- **Data for this task**
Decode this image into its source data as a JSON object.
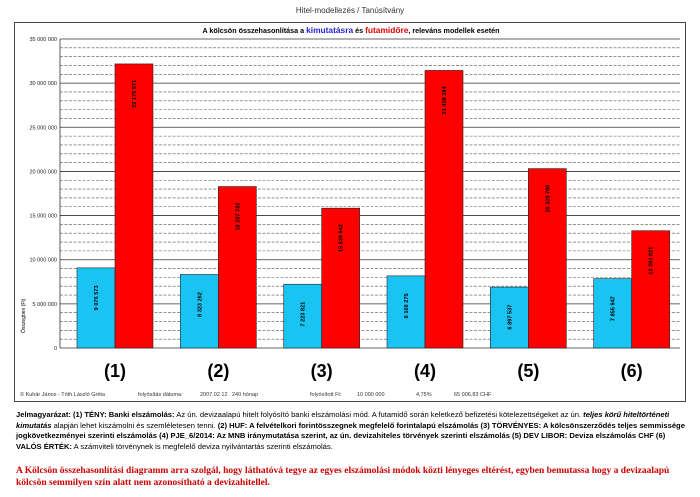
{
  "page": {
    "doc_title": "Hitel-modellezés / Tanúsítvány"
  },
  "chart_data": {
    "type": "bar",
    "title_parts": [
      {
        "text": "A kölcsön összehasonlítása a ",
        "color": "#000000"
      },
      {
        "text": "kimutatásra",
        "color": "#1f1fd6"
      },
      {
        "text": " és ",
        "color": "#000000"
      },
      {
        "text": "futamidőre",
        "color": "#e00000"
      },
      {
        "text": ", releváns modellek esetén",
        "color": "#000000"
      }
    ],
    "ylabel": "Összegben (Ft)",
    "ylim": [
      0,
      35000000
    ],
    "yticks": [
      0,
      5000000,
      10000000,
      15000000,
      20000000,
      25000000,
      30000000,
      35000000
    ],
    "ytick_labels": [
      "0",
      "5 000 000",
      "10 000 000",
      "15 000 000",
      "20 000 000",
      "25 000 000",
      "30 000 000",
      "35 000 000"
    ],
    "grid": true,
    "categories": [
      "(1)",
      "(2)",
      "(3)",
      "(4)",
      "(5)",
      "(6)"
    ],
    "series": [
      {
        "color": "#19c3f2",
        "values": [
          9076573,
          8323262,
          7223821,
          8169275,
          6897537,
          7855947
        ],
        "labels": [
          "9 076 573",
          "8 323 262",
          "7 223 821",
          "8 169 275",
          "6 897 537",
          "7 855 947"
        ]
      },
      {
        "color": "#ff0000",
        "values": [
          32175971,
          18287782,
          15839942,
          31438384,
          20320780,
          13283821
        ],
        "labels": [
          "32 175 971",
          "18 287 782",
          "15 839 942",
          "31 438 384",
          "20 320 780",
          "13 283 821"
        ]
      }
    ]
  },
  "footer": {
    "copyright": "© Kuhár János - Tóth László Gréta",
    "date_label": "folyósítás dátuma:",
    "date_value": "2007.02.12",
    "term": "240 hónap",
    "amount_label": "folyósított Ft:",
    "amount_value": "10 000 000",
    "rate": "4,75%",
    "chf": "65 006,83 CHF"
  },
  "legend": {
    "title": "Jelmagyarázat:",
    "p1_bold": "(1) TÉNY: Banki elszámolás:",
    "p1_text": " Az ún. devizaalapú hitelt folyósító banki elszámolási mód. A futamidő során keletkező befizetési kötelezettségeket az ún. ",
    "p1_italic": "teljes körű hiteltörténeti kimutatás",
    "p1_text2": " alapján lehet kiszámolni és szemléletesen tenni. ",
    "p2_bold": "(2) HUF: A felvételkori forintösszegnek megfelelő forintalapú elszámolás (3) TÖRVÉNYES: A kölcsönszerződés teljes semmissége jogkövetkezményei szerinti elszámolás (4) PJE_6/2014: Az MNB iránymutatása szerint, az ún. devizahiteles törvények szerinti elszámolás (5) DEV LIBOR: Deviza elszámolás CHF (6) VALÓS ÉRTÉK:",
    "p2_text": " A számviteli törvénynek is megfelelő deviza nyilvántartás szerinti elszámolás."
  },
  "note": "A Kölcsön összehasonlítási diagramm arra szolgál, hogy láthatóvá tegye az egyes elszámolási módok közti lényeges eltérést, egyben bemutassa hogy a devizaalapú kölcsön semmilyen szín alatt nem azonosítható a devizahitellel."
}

- **Problem to work on**
Every record gets retyped exactly; no picture goes into the copy.

- **Solved problem**
Decode this image into its source data as a JSON object.
{
  "page": {
    "doc_title": "Hitel-modellezés / Tanúsítvány"
  },
  "chart_data": {
    "type": "bar",
    "title_parts": [
      {
        "text": "A kölcsön összehasonlítása a ",
        "color": "#000000"
      },
      {
        "text": "kimutatásra",
        "color": "#1f1fd6"
      },
      {
        "text": " és ",
        "color": "#000000"
      },
      {
        "text": "futamidőre",
        "color": "#e00000"
      },
      {
        "text": ", releváns modellek esetén",
        "color": "#000000"
      }
    ],
    "ylabel": "Összegben (Ft)",
    "ylim": [
      0,
      35000000
    ],
    "yticks": [
      0,
      5000000,
      10000000,
      15000000,
      20000000,
      25000000,
      30000000,
      35000000
    ],
    "ytick_labels": [
      "0",
      "5 000 000",
      "10 000 000",
      "15 000 000",
      "20 000 000",
      "25 000 000",
      "30 000 000",
      "35 000 000"
    ],
    "grid": true,
    "categories": [
      "(1)",
      "(2)",
      "(3)",
      "(4)",
      "(5)",
      "(6)"
    ],
    "series": [
      {
        "color": "#19c3f2",
        "values": [
          9076573,
          8323262,
          7223821,
          8169275,
          6897537,
          7855947
        ],
        "labels": [
          "9 076 573",
          "8 323 262",
          "7 223 821",
          "8 169 275",
          "6 897 537",
          "7 855 947"
        ]
      },
      {
        "color": "#ff0000",
        "values": [
          32175971,
          18287782,
          15839942,
          31438384,
          20320780,
          13283821
        ],
        "labels": [
          "32 175 971",
          "18 287 782",
          "15 839 942",
          "31 438 384",
          "20 320 780",
          "13 283 821"
        ]
      }
    ]
  },
  "footer": {
    "copyright": "© Kuhár János - Tóth László Gréta",
    "date_label": "folyósítás dátuma:",
    "date_value": "2007.02.12",
    "term": "240 hónap",
    "amount_label": "folyósított Ft:",
    "amount_value": "10 000 000",
    "rate": "4,75%",
    "chf": "65 006,83 CHF"
  },
  "legend": {
    "title": "Jelmagyarázat:",
    "p1_bold": "(1) TÉNY: Banki elszámolás:",
    "p1_text": " Az ún. devizaalapú hitelt folyósító banki elszámolási mód. A futamidő során keletkező befizetési kötelezettségeket az ún. ",
    "p1_italic": "teljes körű hiteltörténeti kimutatás",
    "p1_text2": " alapján lehet kiszámolni és szemléletesen tenni. ",
    "p2_bold": "(2) HUF: A felvételkori forintösszegnek megfelelő forintalapú elszámolás (3) TÖRVÉNYES: A kölcsönszerződés teljes semmissége jogkövetkezményei szerinti elszámolás (4) PJE_6/2014: Az MNB iránymutatása szerint, az ún. devizahiteles törvények szerinti elszámolás (5) DEV LIBOR: Deviza elszámolás CHF (6) VALÓS ÉRTÉK:",
    "p2_text": " A számviteli törvénynek is megfelelő deviza nyilvántartás szerinti elszámolás."
  },
  "note": "A Kölcsön összehasonlítási diagramm arra szolgál, hogy láthatóvá tegye az egyes elszámolási módok közti lényeges eltérést, egyben bemutassa hogy a devizaalapú kölcsön semmilyen szín alatt nem azonosítható a devizahitellel."
}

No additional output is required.